ТРЕБУЕМОЕ ЗАДАНИЕ 1
Укажите все строки записей, в которых встречается строка „inner“. Регистр учитывается.

ИСХОДНЫЙ ТЕКСТ

* * * * * * *

Однако декадентские мотивы "Соломинки" не случайны и настойчиво повторяются в целом ряде других стихотворений, например, в "Веницейской жизни". В нем тот же мотив похорон с непременной "тяжестью" ("Тяжелы твои, Венеция уборы"), "кипарисными носилками", "белым снегом" и "зеленой парчей" (в "Соломинке" – атлас), тут и спальни с зеркалами, где "тают горы голубого дряхлого стекла", и сам мертвый город-женщина14 "глядит с улыбкою холодной". Все то же нарочитое продолжение декадентской традиции, когда от "живого" декадентства уже давно ничего не осталось (стихотворение написано в 1920 году). Продолжается не только традиция стиля, но и тема: смерть города-цивилизации, в "Соломинке" – Петербурга. Только зимой 1916-го были предчувствия похорон ("В Петрополе прозрачном мы умрем,/Где властвует над нами Прозерпина"15), а в 1920-ом конец петербургской цивилизации уже наступил, и Петербург окончательно превратился в город-призрак, Северную Венецию… То есть речь уже о стилизации, как методе. И не случайно эти стихи Мандельштама перекликаются со стихами Александра Блока, короля русского символизма. Лада Панова пишет об ультраблоковской манере "Соломинки", справедливо отмечая влияние "Шагов командора" (конечно, Мандельштам ориентировался на Блока, а не на Рафаловича), но, к сожалению, не упоминает "Клеопатру" Блока, предшественницу "Соломинки", где речь идет о вечном символе Женственности, о Женщине-богине в храме-саркофаге.

* * * * * * *

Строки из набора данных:
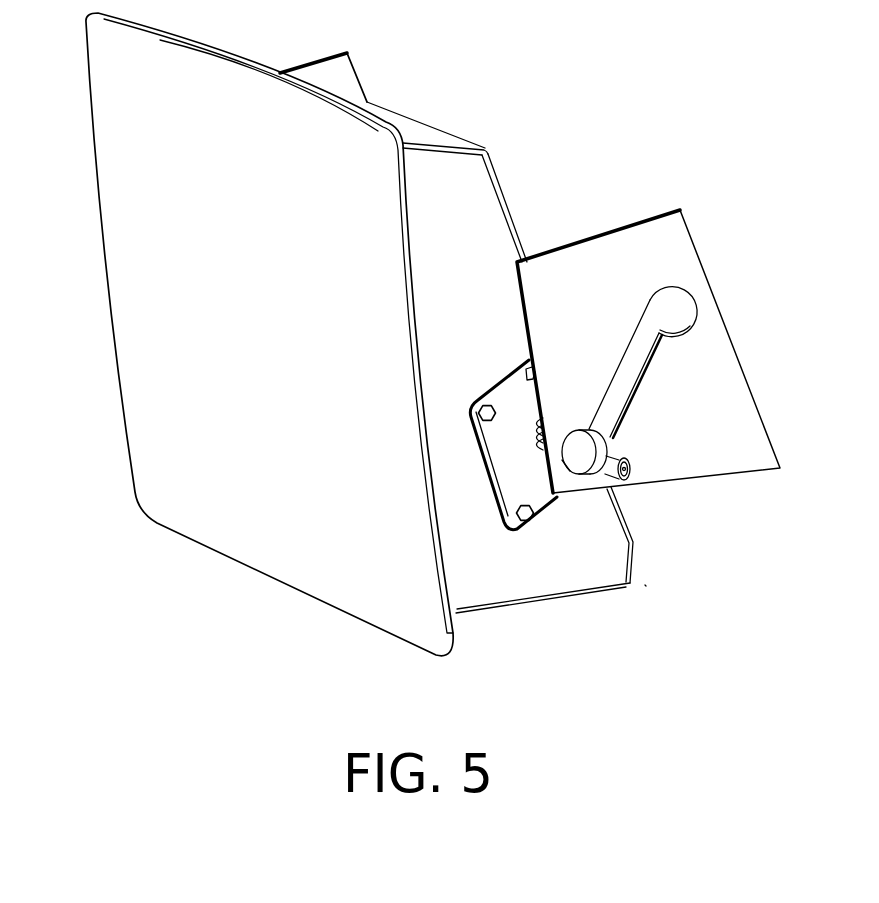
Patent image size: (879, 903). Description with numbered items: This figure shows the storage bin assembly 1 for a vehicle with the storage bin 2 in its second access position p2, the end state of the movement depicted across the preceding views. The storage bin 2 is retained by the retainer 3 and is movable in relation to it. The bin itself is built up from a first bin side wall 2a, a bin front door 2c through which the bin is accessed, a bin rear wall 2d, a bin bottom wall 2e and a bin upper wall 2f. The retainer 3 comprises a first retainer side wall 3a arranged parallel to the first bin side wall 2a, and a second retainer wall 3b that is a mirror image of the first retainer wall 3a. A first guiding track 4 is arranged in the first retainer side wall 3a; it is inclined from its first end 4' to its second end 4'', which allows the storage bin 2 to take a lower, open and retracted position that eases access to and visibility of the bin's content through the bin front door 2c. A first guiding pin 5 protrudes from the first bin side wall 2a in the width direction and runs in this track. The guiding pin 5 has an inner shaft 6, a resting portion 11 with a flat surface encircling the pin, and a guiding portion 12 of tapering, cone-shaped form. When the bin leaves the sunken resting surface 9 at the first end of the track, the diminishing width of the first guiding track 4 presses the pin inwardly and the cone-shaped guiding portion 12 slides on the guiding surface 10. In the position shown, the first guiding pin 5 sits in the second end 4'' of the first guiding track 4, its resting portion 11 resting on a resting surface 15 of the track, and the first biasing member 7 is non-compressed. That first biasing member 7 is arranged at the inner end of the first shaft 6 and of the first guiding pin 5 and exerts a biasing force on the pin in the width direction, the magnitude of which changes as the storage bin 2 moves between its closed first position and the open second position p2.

The storage bin assembly 1 is at (603, 93).
The storage bin 2 is at (530, 215).
The first bin side wall 2a is at (462, 192).
The bin front door 2c is at (155, 218).
The bin rear wall 2d is at (470, 137).
The bin bottom wall 2e is at (527, 600).
The bin upper wall 2f is at (413, 137).
The retainer 3 is at (695, 221).
The first retainer side wall 3a is at (663, 267).
The second retainer wall 3b is at (317, 80).
The first guiding track 4 is at (701, 364).
The first end of the guiding track 4' is at (725, 300).
The second end of the guiding track 4'' is at (629, 322).
The first guiding pin 5 is at (645, 430).
The inner shaft 6 is at (562, 460).
The first biasing member 7 is at (550, 478).
The resting surface 9 is at (677, 332).
The guiding surface 10 is at (632, 397).
The resting portion 11 is at (607, 490).
The guiding portion 12 is at (597, 453).
The resting surface of the first guiding track 15 is at (543, 448).
The second position p2 is at (658, 593).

* * * * * * *

ТРЕБУЕМОЕ ЗАДАНИЕ 2
Ответьте на вопросы по тексту о стихах Мандельштама:
(a) В каком году написано стихотворение «Веницейская жизнь»?
(b) Смерть какого города-цивилизации, согласно тексту, является темой «Соломинки»?
(c) Какое стихотворение Блока, по словам автора, не упоминает Лада Панова?

ОЖИДАЕМЫЙ ОТВЕТ 1
Patent image size: (879, 903). Description with numbered items: This figure shows the storage bin assembly 1 for a vehicle with the storage bin 2 in its second access position p2, the end state of the movement depicted across the preceding views. The storage bin 2 is retained by the retainer 3 and is movable in relation to it. The bin itself is built up from a first bin side wall 2a, a bin front door 2c through which the bin is accessed, a bin rear wall 2d, a bin bottom wall 2e and a bin upper wall 2f. The retainer 3 comprises a first retainer side wall 3a arranged parallel to the first bin side wall 2a, and a second retainer wall 3b that is a mirror image of the first retainer wall 3a. A first guiding track 4 is arranged in the first retainer side wall 3a; it is inclined from its first end 4' to its second end 4'', which allows the storage bin 2 to take a lower, open and retracted position that eases access to and visibility of the bin's content through the bin front door 2c. A first guiding pin 5 protrudes from the first bin side wall 2a in the width direction and runs in this track. The guiding pin 5 has an inner shaft 6, a resting portion 11 with a flat surface encircling the pin, and a guiding portion 12 of tapering, cone-shaped form. When the bin leaves the sunken resting surface 9 at the first end of the track, the diminishing width of the first guiding track 4 presses the pin inwardly and the cone-shaped guiding portion 12 slides on the guiding surface 10. In the position shown, the first guiding pin 5 sits in the second end 4'' of the first guiding track 4, its resting portion 11 resting on a resting surface 15 of the track, and the first biasing member 7 is non-compressed. That first biasing member 7 is arranged at the inner end of the first shaft 6 and of the first guiding pin 5 and exerts a biasing force on the pin in the width direction, the magnitude of which changes as the storage bin 2 moves between its closed first position and the open second position p2.
The inner shaft 6 is at (562, 460).

ОЖИДАЕМЫЙ ОТВЕТ 2
(a) В 1920 году.
(b) Петербурга.
(c) «Клеопатру».